What needs to be done.
Give the number of lines in the data that hold the string "conversions". Nothing else is needed.

Data for the task.
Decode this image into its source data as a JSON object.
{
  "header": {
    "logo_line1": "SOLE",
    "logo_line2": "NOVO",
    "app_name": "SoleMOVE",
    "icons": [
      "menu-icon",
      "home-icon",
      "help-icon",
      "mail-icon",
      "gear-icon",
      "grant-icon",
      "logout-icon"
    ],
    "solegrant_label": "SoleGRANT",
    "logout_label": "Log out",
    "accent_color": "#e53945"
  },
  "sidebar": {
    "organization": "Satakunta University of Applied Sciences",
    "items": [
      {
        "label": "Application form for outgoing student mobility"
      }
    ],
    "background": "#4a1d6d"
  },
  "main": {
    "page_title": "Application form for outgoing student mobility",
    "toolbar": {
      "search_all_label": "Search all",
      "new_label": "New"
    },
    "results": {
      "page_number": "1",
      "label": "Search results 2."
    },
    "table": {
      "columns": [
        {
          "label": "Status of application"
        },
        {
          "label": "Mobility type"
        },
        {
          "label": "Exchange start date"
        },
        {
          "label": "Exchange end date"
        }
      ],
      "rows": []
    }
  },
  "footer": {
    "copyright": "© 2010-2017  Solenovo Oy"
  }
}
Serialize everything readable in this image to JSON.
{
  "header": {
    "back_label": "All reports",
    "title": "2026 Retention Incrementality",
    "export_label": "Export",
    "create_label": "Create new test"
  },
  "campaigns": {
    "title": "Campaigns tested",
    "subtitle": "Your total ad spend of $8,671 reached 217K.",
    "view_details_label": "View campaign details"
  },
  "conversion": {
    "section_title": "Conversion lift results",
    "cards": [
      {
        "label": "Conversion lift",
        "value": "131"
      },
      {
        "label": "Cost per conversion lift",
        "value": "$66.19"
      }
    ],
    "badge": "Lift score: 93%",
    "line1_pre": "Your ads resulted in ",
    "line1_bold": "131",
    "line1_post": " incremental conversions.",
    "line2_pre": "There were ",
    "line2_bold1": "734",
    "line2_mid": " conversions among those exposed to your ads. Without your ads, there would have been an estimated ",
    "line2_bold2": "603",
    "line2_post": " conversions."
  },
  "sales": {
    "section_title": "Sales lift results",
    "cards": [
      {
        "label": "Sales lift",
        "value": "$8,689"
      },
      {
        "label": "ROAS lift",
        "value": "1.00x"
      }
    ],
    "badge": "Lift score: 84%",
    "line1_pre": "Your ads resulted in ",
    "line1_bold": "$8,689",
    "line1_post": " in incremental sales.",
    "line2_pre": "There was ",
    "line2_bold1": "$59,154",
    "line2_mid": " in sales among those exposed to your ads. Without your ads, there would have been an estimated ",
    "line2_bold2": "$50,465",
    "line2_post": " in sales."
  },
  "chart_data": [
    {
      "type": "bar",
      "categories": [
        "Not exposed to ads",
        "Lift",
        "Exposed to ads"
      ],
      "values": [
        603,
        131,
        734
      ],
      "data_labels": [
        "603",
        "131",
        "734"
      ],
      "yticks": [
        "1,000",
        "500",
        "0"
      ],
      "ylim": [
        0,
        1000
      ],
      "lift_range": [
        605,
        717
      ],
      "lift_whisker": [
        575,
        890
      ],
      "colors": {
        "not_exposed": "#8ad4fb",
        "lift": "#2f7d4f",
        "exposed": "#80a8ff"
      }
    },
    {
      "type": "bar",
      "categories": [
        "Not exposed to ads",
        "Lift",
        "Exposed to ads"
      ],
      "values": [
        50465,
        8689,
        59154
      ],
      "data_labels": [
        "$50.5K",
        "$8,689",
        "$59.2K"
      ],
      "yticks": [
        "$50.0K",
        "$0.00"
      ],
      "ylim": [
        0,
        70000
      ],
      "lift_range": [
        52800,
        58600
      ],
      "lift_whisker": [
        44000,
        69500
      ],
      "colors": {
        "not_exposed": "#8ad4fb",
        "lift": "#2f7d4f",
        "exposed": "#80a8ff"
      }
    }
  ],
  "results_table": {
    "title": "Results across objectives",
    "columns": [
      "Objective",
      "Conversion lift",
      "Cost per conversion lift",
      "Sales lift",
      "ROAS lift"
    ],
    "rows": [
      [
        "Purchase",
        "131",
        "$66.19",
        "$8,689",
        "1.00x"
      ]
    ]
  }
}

Exercise answer.
3